Read related story: Miami-Dade mega mall: A new, and shinier, insider deal

The whole thing stinks of an inside deal that has been put on the fast track. I mean, this is the very definition of fast track, isn’t it? Why is Gimenez acting as a self-described facilitator or pass-through to get a rich developer — who, by the way, says he doesn’t need anything from the county — a dream price on land available only to government?

Actually, Ladra found Eskandar Ghermezian‘s visit to commission chambers rather refreshing. Everybody should talk to Commissioner Barbara Jordan and the rest of ’em the way that he did. Those two locked horns over how many people jordanwould be hired to monitor the hiring of local residents and minority vendors. The agreement with the county says three. Jordan wanted six. Ghermezian nearly flipped out. He doesn’t even want one. He laughed at the notion.

“I am also at an age where I know I can’t do any more after this. I don’t have to do it. I don’t need to it. I d onot have to build here. Really, I don’t need it,” he said over and over, because they are so rich already he doesn’t really need the headache of dealing with Miami-Dade to build a mega mall the way he sees fit.

“I get it, I get it. I don’t get it, I don’t get it,” he said in super candid, broken English that had the audience in stitches.

“Don’t make it hard for me, please, so I have to report to anybody,” Ghermezian said, asking also not tio be subjected to “20 conditions.” Does he know the county or what? His son stood next to him, head down most of the time, maybe trying to hide that smile and his obvious bulging pride from commissioners.

The only thing I didn’t like much was the threatening manner in which he pulled that same old hat trick every sports team owner has pulled: There are four, count ’em, four cities knocking down his door for Ghermezian to build a mega mall there.

Please. We are Miami. You’re kinda cute and bold, Mr. Ghermezian, but go to Albuquerque if you want and build your theme park there.

Still, he sounded a whole lot more genuine than the speaker after speaker — mostly architects and builders who Ladra can’t help but think want a piece of the pie — who spoke in favor of this “major family attraction” because of the jobs or because they could take their kids.

Manuel Diner even suggested that we need a mega mall to put Miami on the international map. “We don’t have that which makes us an international city. We need something more,” Diner said. “When I saw it in the paper, I thought ‘This is what we needed.'”

Really? Really? This is what Miami needs to be more international? A mall like the one in Minnesota? Yeah, because Minnesota is such an international city. Much more so than Miami.

The speakers and the mayor weren’t the only cheerleaders. Several commissioners talked about having stepping stone jobs and nearly tripped all over themselves to thank Ghermezian for meeting with them personally and then coming before them Tuesday.

Chairman Jean Monestime said he was moved by Ghermezian’s description of the project as his legacy. “And what a better place than South Florida for that? This statement is what turned me to consider your development positively,” Monestime said.

Commissioner Rebeca Sosa, the former chair, warned her colleagues about making too many demands.

“This is why people go to other counties — sosaheadshotit’s because of how hard we make it,” Sosa said. “We should welcome whoever comes and invests without using taxpayer dollars. We are the vehicle to make it happen, so our people out there can have jobs, can bring bread to the table, and our students also can have jobs, and summer jobs.

“Who am I to set conditions when we are not investing dollars?”

Maybe they’re not our dollars. But the developer wouldn’t be getting that sweet price without the county.

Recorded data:
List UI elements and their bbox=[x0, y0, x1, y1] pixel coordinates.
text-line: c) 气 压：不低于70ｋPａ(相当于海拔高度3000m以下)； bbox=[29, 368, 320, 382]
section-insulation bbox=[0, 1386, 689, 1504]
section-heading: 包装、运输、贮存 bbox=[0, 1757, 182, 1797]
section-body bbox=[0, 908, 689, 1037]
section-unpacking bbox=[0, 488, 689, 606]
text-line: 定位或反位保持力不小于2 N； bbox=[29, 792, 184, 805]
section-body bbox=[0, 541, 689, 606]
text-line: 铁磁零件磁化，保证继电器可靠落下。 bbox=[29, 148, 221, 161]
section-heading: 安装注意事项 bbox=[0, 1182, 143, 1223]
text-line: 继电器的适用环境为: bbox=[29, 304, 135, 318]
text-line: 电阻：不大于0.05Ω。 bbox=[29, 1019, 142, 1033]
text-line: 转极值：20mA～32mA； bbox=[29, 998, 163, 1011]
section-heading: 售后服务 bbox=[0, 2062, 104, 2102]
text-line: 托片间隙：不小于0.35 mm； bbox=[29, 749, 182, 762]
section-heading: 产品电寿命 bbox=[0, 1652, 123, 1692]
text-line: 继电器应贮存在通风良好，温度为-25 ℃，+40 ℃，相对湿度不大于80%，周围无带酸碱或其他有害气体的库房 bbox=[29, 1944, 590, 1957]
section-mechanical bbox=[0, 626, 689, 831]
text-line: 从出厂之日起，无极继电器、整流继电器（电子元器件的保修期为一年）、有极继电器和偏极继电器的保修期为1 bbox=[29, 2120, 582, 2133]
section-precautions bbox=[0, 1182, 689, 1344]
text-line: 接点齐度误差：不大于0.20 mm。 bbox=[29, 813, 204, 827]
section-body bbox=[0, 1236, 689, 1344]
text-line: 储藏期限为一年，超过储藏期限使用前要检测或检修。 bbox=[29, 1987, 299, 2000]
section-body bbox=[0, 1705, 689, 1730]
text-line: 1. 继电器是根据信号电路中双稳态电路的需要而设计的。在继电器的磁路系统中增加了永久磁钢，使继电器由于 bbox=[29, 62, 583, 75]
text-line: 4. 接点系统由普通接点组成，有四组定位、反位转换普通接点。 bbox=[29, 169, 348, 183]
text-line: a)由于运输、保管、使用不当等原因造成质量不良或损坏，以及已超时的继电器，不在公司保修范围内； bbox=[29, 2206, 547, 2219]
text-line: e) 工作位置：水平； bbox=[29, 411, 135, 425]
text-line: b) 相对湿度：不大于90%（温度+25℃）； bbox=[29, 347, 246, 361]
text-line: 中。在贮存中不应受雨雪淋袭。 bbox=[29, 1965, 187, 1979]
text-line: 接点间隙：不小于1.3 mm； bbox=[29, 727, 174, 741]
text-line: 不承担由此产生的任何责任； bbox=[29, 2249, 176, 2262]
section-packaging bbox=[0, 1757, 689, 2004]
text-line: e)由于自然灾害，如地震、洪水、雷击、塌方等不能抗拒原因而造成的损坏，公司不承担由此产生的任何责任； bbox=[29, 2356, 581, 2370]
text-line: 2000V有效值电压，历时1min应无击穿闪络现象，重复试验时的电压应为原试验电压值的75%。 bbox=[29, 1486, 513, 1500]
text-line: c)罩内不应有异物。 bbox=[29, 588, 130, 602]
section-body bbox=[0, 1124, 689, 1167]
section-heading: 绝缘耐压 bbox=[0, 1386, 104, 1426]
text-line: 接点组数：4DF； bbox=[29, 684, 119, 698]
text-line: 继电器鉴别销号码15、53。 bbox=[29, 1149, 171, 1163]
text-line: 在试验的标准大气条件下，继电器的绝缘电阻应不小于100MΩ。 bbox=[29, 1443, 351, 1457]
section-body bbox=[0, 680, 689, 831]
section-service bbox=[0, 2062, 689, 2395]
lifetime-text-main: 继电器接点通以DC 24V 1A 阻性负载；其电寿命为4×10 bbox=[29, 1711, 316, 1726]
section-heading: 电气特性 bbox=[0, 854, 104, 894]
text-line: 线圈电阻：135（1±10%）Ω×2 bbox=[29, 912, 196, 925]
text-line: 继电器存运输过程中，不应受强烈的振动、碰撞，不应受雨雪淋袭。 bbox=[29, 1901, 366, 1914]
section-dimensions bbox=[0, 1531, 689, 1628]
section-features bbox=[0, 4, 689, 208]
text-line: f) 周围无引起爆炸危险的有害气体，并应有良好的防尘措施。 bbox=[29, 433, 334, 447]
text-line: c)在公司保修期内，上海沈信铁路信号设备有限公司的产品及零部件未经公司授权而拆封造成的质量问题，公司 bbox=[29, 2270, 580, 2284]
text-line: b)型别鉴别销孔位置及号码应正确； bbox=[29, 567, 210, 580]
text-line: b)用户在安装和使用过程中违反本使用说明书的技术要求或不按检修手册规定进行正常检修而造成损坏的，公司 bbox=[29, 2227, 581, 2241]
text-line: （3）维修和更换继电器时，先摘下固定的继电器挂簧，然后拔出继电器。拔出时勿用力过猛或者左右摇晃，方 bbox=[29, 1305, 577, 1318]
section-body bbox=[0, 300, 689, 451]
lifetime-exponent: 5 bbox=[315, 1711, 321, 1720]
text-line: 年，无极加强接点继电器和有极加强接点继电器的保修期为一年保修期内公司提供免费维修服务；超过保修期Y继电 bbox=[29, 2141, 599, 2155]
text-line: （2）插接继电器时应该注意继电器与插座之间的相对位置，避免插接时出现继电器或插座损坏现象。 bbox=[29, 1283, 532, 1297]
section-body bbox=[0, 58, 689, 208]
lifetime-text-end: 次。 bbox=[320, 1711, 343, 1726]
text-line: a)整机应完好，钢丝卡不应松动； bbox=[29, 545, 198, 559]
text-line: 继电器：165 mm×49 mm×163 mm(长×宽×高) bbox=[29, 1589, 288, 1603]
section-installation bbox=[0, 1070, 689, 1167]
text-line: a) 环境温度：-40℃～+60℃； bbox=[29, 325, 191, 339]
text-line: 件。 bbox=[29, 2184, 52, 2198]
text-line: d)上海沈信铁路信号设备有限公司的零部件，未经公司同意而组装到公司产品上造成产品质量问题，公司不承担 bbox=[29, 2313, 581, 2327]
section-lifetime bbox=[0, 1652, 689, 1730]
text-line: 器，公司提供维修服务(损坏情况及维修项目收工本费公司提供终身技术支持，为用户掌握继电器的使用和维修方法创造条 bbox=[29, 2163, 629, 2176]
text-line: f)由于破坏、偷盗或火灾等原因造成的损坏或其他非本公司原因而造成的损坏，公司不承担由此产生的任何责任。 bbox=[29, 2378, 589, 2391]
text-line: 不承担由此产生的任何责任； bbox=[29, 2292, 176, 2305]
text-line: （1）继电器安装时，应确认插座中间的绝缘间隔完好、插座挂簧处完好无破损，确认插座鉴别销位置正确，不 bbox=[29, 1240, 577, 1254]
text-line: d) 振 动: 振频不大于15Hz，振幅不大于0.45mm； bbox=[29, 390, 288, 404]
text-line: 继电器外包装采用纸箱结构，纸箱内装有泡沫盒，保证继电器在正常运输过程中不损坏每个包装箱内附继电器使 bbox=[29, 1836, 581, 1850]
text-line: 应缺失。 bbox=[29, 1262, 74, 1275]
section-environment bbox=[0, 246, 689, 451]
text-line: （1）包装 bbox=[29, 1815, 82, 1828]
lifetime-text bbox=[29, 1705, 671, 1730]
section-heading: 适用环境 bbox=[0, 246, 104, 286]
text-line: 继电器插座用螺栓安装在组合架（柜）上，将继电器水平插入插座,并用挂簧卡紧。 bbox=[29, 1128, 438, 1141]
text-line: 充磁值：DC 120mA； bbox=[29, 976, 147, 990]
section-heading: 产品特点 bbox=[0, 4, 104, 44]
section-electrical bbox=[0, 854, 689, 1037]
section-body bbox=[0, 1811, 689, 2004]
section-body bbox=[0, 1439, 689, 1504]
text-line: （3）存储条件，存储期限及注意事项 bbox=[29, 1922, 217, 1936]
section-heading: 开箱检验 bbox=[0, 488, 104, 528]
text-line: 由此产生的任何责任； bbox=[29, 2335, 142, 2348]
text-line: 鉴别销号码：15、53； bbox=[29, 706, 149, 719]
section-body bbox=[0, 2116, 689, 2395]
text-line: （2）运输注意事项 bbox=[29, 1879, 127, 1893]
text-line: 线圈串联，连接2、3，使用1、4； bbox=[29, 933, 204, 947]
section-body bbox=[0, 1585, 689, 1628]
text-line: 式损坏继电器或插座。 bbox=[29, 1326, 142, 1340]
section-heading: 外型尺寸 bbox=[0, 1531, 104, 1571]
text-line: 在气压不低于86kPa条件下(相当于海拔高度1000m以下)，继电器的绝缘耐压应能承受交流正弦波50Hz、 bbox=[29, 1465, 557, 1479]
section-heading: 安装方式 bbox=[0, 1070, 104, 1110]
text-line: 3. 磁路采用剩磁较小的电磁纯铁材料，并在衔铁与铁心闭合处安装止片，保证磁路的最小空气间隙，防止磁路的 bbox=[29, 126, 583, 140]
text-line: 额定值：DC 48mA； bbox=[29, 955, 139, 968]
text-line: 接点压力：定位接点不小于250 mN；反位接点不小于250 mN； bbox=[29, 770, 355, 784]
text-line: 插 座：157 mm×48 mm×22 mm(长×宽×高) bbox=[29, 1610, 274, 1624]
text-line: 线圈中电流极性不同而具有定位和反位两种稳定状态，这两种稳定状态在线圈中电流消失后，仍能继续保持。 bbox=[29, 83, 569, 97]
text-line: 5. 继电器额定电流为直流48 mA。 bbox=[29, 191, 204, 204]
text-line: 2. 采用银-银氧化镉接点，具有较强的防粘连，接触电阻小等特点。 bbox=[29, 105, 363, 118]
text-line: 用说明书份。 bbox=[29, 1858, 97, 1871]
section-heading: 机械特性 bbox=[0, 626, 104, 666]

- Given instruction 1 -
Answer these questions using the commentary on the mega mall.
(a) How many people does the agreement with the county say would be hired to monitor the hiring of local residents and minority vendors, and how many did Barbara Jordan want?
(b) What did Chairman Jean Monestime say turned him to consider the development positively?
(c) What position did Rebeca Sosa formerly hold?
- Given instruction 2 -
List every person whose spoken words the commentary on the mega mall quotes directly.

- Correct output 1 -
(a) The agreement says three, and Jordan wanted six.
(b) Ghermezian's description of the project as his legacy.
(c) She is the former chair.

- Correct output 2 -
Eskandar Ghermezian
Manuel Diner
Jean Monestime
Rebeca Sosa